● REQUIREMENTS
Print all entries word for word.

● PROVIDED DATA
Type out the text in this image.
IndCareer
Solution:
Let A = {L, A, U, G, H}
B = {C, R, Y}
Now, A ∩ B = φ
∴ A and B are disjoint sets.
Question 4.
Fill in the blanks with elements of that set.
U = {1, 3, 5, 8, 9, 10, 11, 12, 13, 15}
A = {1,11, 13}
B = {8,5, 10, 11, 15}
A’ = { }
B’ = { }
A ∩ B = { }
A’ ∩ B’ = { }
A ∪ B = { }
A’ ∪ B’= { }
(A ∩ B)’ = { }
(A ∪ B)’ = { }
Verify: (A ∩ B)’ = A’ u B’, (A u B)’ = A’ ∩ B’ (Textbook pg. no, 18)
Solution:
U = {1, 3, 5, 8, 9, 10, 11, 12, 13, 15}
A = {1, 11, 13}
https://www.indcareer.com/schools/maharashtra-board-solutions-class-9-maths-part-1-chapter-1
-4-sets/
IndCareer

● COMPLETED TASK
Type out the text in this image.
IndCareer
Solution:
Let A = {L, A, U, G, H}
B = {C, R, Y}
Now, A ∩ B = φ
∴ A and B are disjoint sets.
Question 4.
Fill in the blanks with elements of that set.
U = {1, 3, 5, 8, 9, 10, 11, 12, 13, 15}
A = {1,11, 13}
B = {8,5, 10, 11, 15}
A’ = { }
B’ = { }
A ∩ B = { }
A’ ∩ B’ = { }
A ∪ B = { }
A’ ∪ B’= { }
(A ∩ B)’ = { }
(A ∪ B)’ = { }
Verify: (A ∩ B)’ = A’ u B’, (A u B)’ = A’ ∩ B’ (Textbook pg. no, 18)
Solution:
U = {1, 3, 5, 8, 9, 10, 11, 12, 13, 15}
A = {1, 11, 13}
https://www.indcareer.com/schools/maharashtra-board-solutions-class-9-maths-part-1-chapter-1
-4-sets/
IndCareer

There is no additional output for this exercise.